**AIM:**
Reproduce the material exactly, omitting nothing.

[Figure contents as structured data]
# # # # # # #

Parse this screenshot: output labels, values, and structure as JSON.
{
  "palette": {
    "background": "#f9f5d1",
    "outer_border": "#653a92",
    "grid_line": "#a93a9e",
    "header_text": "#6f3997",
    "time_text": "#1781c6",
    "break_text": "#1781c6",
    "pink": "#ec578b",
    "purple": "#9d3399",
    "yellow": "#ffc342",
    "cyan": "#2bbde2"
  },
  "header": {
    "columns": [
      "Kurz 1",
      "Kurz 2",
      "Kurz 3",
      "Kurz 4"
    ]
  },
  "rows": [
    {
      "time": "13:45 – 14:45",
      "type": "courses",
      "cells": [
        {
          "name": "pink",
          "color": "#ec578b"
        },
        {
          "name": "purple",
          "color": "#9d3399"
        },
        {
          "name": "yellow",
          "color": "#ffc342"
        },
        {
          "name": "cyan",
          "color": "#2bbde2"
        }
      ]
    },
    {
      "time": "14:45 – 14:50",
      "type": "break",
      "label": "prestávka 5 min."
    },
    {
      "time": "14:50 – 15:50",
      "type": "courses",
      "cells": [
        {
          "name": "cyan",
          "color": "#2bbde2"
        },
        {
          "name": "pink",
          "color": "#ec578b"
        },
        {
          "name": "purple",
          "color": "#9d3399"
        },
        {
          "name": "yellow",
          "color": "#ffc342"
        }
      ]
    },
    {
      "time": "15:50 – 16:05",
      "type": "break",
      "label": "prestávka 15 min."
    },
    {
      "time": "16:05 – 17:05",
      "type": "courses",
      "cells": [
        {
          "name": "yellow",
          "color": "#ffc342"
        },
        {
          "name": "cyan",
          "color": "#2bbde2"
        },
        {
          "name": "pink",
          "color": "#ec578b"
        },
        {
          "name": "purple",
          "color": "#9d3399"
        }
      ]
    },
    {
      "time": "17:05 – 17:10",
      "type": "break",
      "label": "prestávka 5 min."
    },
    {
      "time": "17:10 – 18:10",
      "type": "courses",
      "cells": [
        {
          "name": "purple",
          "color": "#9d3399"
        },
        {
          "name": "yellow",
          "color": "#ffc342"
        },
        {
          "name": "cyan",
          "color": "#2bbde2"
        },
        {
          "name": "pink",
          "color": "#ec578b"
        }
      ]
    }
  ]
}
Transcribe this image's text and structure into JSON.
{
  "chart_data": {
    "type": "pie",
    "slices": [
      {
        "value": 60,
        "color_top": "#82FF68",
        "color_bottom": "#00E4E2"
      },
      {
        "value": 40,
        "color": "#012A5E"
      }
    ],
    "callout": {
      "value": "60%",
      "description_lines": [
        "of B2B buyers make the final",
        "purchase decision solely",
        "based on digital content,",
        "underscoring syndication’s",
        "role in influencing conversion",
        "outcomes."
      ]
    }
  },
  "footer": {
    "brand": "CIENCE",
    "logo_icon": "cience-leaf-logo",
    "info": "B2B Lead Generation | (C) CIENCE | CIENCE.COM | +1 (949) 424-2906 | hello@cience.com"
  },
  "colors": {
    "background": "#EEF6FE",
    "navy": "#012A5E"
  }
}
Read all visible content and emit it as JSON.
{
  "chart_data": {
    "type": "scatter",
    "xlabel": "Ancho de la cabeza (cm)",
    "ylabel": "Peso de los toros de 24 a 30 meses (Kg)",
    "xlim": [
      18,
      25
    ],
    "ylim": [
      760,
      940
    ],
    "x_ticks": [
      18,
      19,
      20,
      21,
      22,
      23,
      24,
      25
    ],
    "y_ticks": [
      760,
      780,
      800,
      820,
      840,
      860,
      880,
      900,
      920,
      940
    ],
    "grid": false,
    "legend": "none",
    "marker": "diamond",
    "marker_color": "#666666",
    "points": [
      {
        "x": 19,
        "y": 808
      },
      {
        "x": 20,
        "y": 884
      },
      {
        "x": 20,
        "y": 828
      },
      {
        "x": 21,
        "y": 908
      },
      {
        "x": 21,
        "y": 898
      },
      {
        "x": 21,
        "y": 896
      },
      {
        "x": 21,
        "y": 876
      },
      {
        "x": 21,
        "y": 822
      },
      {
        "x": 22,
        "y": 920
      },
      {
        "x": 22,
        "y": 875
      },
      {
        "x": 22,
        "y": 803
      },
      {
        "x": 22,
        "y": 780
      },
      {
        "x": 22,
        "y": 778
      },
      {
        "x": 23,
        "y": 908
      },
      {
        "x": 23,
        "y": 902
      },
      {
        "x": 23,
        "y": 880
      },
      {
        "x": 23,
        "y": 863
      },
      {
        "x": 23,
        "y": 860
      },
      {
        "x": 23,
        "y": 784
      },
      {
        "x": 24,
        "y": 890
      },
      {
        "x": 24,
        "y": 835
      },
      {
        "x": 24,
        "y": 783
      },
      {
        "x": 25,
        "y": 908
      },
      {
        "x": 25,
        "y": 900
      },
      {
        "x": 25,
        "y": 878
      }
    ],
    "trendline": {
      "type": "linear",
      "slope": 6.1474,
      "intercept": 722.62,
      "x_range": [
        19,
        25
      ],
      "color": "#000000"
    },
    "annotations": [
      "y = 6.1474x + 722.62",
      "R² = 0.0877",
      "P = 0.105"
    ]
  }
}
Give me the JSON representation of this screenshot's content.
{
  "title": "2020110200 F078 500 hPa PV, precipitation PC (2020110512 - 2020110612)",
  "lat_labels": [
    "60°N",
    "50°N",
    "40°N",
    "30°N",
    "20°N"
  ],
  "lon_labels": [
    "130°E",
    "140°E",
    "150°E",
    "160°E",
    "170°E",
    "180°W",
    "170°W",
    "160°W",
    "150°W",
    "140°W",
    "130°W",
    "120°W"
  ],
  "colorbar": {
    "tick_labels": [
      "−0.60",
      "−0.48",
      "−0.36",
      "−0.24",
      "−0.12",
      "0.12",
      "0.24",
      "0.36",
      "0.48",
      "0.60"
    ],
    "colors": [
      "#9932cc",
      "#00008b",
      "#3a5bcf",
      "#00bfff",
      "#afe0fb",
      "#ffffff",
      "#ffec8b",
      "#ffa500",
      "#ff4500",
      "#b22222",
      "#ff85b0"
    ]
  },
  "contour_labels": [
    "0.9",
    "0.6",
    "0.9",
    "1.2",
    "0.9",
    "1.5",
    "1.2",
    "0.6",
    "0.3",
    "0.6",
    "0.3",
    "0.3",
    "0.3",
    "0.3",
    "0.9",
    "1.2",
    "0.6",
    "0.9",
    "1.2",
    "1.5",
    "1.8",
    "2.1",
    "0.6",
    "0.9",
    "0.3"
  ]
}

# # # # # # #

**WRITTEN REPLY:**
Parse this screenshot: output labels, values, and structure as JSON.
{
  "palette": {
    "background": "#f9f5d1",
    "outer_border": "#653a92",
    "grid_line": "#a93a9e",
    "header_text": "#6f3997",
    "time_text": "#1781c6",
    "break_text": "#1781c6",
    "pink": "#ec578b",
    "purple": "#9d3399",
    "yellow": "#ffc342",
    "cyan": "#2bbde2"
  },
  "header": {
    "columns": [
      "Kurz 1",
      "Kurz 2",
      "Kurz 3",
      "Kurz 4"
    ]
  },
  "rows": [
    {
      "time": "13:45 – 14:45",
      "type": "courses",
      "cells": [
        {
          "name": "pink",
          "color": "#ec578b"
        },
        {
          "name": "purple",
          "color": "#9d3399"
        },
        {
          "name": "yellow",
          "color": "#ffc342"
        },
        {
          "name": "cyan",
          "color": "#2bbde2"
        }
      ]
    },
    {
      "time": "14:45 – 14:50",
      "type": "break",
      "label": "prestávka 5 min."
    },
    {
      "time": "14:50 – 15:50",
      "type": "courses",
      "cells": [
        {
          "name": "cyan",
          "color": "#2bbde2"
        },
        {
          "name": "pink",
          "color": "#ec578b"
        },
        {
          "name": "purple",
          "color": "#9d3399"
        },
        {
          "name": "yellow",
          "color": "#ffc342"
        }
      ]
    },
    {
      "time": "15:50 – 16:05",
      "type": "break",
      "label": "prestávka 15 min."
    },
    {
      "time": "16:05 – 17:05",
      "type": "courses",
      "cells": [
        {
          "name": "yellow",
          "color": "#ffc342"
        },
        {
          "name": "cyan",
          "color": "#2bbde2"
        },
        {
          "name": "pink",
          "color": "#ec578b"
        },
        {
          "name": "purple",
          "color": "#9d3399"
        }
      ]
    },
    {
      "time": "17:05 – 17:10",
      "type": "break",
      "label": "prestávka 5 min."
    },
    {
      "time": "17:10 – 18:10",
      "type": "courses",
      "cells": [
        {
          "name": "purple",
          "color": "#9d3399"
        },
        {
          "name": "yellow",
          "color": "#ffc342"
        },
        {
          "name": "cyan",
          "color": "#2bbde2"
        },
        {
          "name": "pink",
          "color": "#ec578b"
        }
      ]
    }
  ]
}
Transcribe this image's text and structure into JSON.
{
  "chart_data": {
    "type": "pie",
    "slices": [
      {
        "value": 60,
        "color_top": "#82FF68",
        "color_bottom": "#00E4E2"
      },
      {
        "value": 40,
        "color": "#012A5E"
      }
    ],
    "callout": {
      "value": "60%",
      "description_lines": [
        "of B2B buyers make the final",
        "purchase decision solely",
        "based on digital content,",
        "underscoring syndication’s",
        "role in influencing conversion",
        "outcomes."
      ]
    }
  },
  "footer": {
    "brand": "CIENCE",
    "logo_icon": "cience-leaf-logo",
    "info": "B2B Lead Generation | (C) CIENCE | CIENCE.COM | +1 (949) 424-2906 | hello@cience.com"
  },
  "colors": {
    "background": "#EEF6FE",
    "navy": "#012A5E"
  }
}
Read all visible content and emit it as JSON.
{
  "chart_data": {
    "type": "scatter",
    "xlabel": "Ancho de la cabeza (cm)",
    "ylabel": "Peso de los toros de 24 a 30 meses (Kg)",
    "xlim": [
      18,
      25
    ],
    "ylim": [
      760,
      940
    ],
    "x_ticks": [
      18,
      19,
      20,
      21,
      22,
      23,
      24,
      25
    ],
    "y_ticks": [
      760,
      780,
      800,
      820,
      840,
      860,
      880,
      900,
      920,
      940
    ],
    "grid": false,
    "legend": "none",
    "marker": "diamond",
    "marker_color": "#666666",
    "points": [
      {
        "x": 19,
        "y": 808
      },
      {
        "x": 20,
        "y": 884
      },
      {
        "x": 20,
        "y": 828
      },
      {
        "x": 21,
        "y": 908
      },
      {
        "x": 21,
        "y": 898
      },
      {
        "x": 21,
        "y": 896
      },
      {
        "x": 21,
        "y": 876
      },
      {
        "x": 21,
        "y": 822
      },
      {
        "x": 22,
        "y": 920
      },
      {
        "x": 22,
        "y": 875
      },
      {
        "x": 22,
        "y": 803
      },
      {
        "x": 22,
        "y": 780
      },
      {
        "x": 22,
        "y": 778
      },
      {
        "x": 23,
        "y": 908
      },
      {
        "x": 23,
        "y": 902
      },
      {
        "x": 23,
        "y": 880
      },
      {
        "x": 23,
        "y": 863
      },
      {
        "x": 23,
        "y": 860
      },
      {
        "x": 23,
        "y": 784
      },
      {
        "x": 24,
        "y": 890
      },
      {
        "x": 24,
        "y": 835
      },
      {
        "x": 24,
        "y": 783
      },
      {
        "x": 25,
        "y": 908
      },
      {
        "x": 25,
        "y": 900
      },
      {
        "x": 25,
        "y": 878
      }
    ],
    "trendline": {
      "type": "linear",
      "slope": 6.1474,
      "intercept": 722.62,
      "x_range": [
        19,
        25
      ],
      "color": "#000000"
    },
    "annotations": [
      "y = 6.1474x + 722.62",
      "R² = 0.0877",
      "P = 0.105"
    ]
  }
}
Give me the JSON representation of this screenshot's content.
{
  "title": "2020110200 F078 500 hPa PV, precipitation PC (2020110512 - 2020110612)",
  "lat_labels": [
    "60°N",
    "50°N",
    "40°N",
    "30°N",
    "20°N"
  ],
  "lon_labels": [
    "130°E",
    "140°E",
    "150°E",
    "160°E",
    "170°E",
    "180°W",
    "170°W",
    "160°W",
    "150°W",
    "140°W",
    "130°W",
    "120°W"
  ],
  "colorbar": {
    "tick_labels": [
      "−0.60",
      "−0.48",
      "−0.36",
      "−0.24",
      "−0.12",
      "0.12",
      "0.24",
      "0.36",
      "0.48",
      "0.60"
    ],
    "colors": [
      "#9932cc",
      "#00008b",
      "#3a5bcf",
      "#00bfff",
      "#afe0fb",
      "#ffffff",
      "#ffec8b",
      "#ffa500",
      "#ff4500",
      "#b22222",
      "#ff85b0"
    ]
  },
  "contour_labels": [
    "0.9",
    "0.6",
    "0.9",
    "1.2",
    "0.9",
    "1.5",
    "1.2",
    "0.6",
    "0.3",
    "0.6",
    "0.3",
    "0.3",
    "0.3",
    "0.3",
    "0.9",
    "1.2",
    "0.6",
    "0.9",
    "1.2",
    "1.5",
    "1.8",
    "2.1",
    "0.6",
    "0.9",
    "0.3"
  ]
}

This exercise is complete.